TASK:
Write out every entry exactly as given, but omit the pictures.

RECORD EXTRACTS:
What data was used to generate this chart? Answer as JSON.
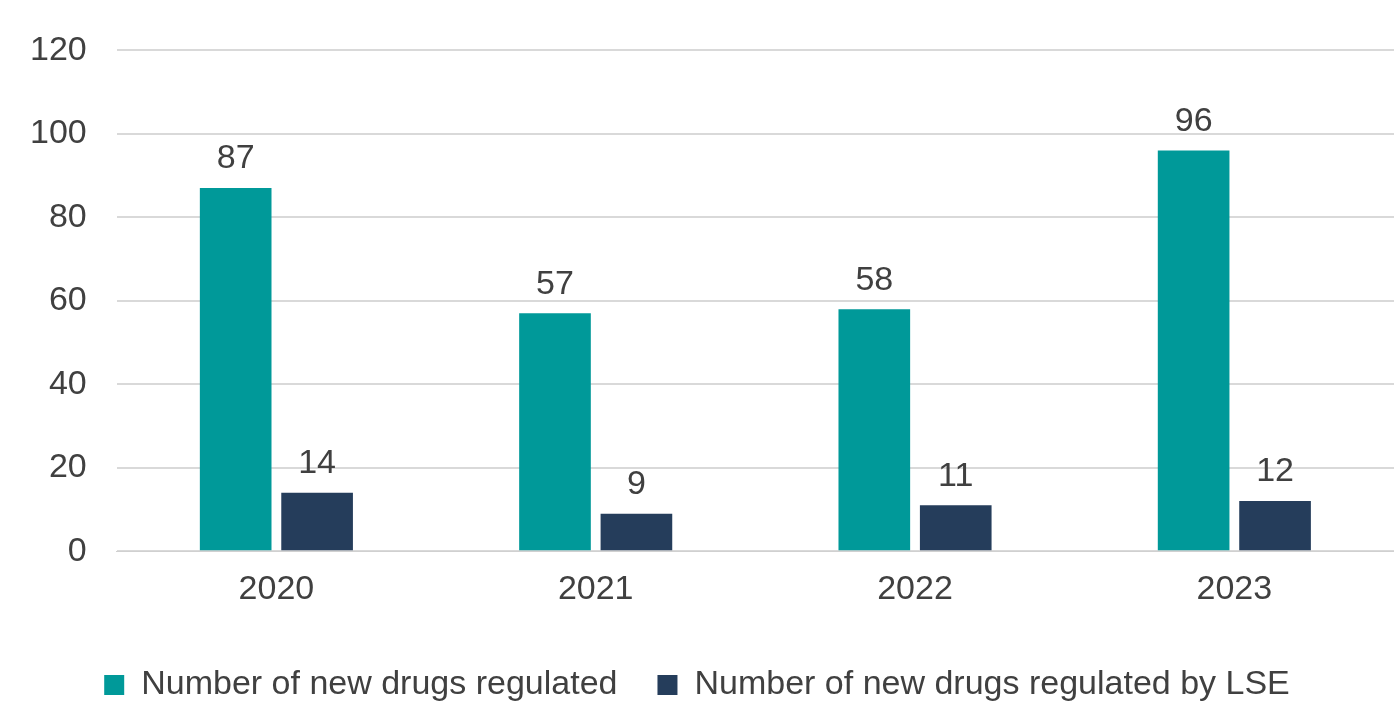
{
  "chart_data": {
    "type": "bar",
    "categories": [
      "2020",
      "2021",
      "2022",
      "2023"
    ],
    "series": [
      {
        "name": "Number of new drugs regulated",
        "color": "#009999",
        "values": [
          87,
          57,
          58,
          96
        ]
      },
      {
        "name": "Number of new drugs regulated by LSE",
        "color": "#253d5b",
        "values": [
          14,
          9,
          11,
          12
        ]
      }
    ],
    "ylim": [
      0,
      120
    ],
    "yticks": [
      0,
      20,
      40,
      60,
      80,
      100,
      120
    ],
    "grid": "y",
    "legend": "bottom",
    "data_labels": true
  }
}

TASK OUTPUT:
What data was used to generate this chart? Answer as JSON.
{
  "chart_data": {
    "type": "bar",
    "categories": [
      "2020",
      "2021",
      "2022",
      "2023"
    ],
    "series": [
      {
        "name": "Number of new drugs regulated",
        "color": "#009999",
        "values": [
          87,
          57,
          58,
          96
        ]
      },
      {
        "name": "Number of new drugs regulated by LSE",
        "color": "#253d5b",
        "values": [
          14,
          9,
          11,
          12
        ]
      }
    ],
    "ylim": [
      0,
      120
    ],
    "yticks": [
      0,
      20,
      40,
      60,
      80,
      100,
      120
    ],
    "grid": "y",
    "legend": "bottom",
    "data_labels": true
  }
}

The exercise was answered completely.